* _CONSIGNE 1_: Relevez toutes les personnes nommées dans l'entretien avec Violaine Hacker.
* _CONSIGNE 2_: Dans l'entretien avec Violaine Hacker, recopiez le passage qui va de « Violaine Hacker. Portrait » jusqu'à « aux crises, etc. » inclus, en substituant « science politique » à « sciences politiques ».
* _CONSIGNE 3_: Reprenez l'entretien avec Violaine Hacker à l'endroit où il s'interrompt et poursuivez-le.

* _PAGE_:
|---|

Violaine Hacker

Entretien avec Violaine Hacker enregistré le 20 octobre 2014 à La Paillasse. Paris.

Violaine Hacker. Portrait

Cela fait près de 15 ans que je travaille sur les biens communs et la relation avec le bien commun, qui est une philosophie et une méthodologie.

J’ai commencé à aborder ces enjeux pendant mes études, en faisant du droit et des sciences politiques, ce qui m’a permis d’avoir une large palette de compétences théoriques sur la gouvernance des communs.
En sciences politiques, j’ai appréhendé le champs des politiques publiques avec notamment Elinor Ostrom, et en droit, l’institutionnalisme, autour notamment de Maurice Strong. Ce dernier s’intéresse aux mécanismes d’institutionnalisation. En droit, on s’intéresse moins au choix public et à la décision qu’aux mécanismes qui aboutissent à cette décision, c’est-à-dire aux contradictions, aux mouvements sociaux, aux crises, etc.

|---|

* _MATÉRIEL FOURNI_:
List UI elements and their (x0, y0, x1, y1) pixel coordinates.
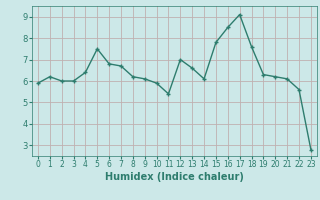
X-axis label: Humidex (Indice chaleur): Humidex (Indice chaleur) (105, 172, 244, 182)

|---|

* _RÉPONSE RÉDIGÉE 1_: Violaine Hacker, Elinor Ostrom, Maurice Strong

* _RÉPONSE RÉDIGÉE 2_:
Violaine Hacker. Portrait

Cela fait près de 15 ans que je travaille sur les biens communs et la relation avec le bien commun, qui est une philosophie et une méthodologie.

J’ai commencé à aborder ces enjeux pendant mes études, en faisant du droit et des science politique, ce qui m’a permis d’avoir une large palette de compétences théoriques sur la gouvernance des communs.
En science politique, j’ai appréhendé le champs des politiques publiques avec notamment Elinor Ostrom, et en droit, l’institutionnalisme, autour notamment de Maurice Strong. Ce dernier s’intéresse aux mécanismes d’institutionnalisation. En droit, on s’intéresse moins au choix public et à la décision qu’aux mécanismes qui aboutissent à cette décision, c’est-à-dire aux contradictions, aux mouvements sociaux, aux crises, etc.

* _RÉPONSE RÉDIGÉE 3_:
J’ai également abordé la philosophie politique, d’Aristote à Emmanuel Mounier , qui pense la personne dans la communauté. Il me semble intéressant, lorsque l’on se penche sur les biens communs, de ne pas se focaliser sur les ressources comme le font les penseurs d’un courant très influent, les néo-classique, comme Garrett James Hardin. Même si ces courant sont assez anciens, ils ont encore une grosse influence sur nos mécanismes de pensée. Pour exemple, on peut citer Garrett Hardin, la tragédie des communs et son partis-pris idéologique pour la privatisation

Après mes études, je me suis spécialisée dans les politiques publiques au niveau international et européen. Je me suis beaucoup intéressée à l’Union européenne et au lien entre l’identité politique et la prise de décision. J’ai travaillé à Bruxelles, puis à l’université et dans des centres de recherche.

Puis, j’ai eu envie de travailler de manière plus concrète, sur le terrain. Aussi, depuis 2009, je travaille également comme consultante sur les biens communs, et principalement sur les questions de santé, à l’aune de l’éducation, de l’environnement et des savoirs.
Je fais 2 choses. D’une part, je fais de l’advocacy, en représentant des intérêts. D’autre part, je construis des projets de terrain d’éducation à la santé et d’éducation à l’environnement.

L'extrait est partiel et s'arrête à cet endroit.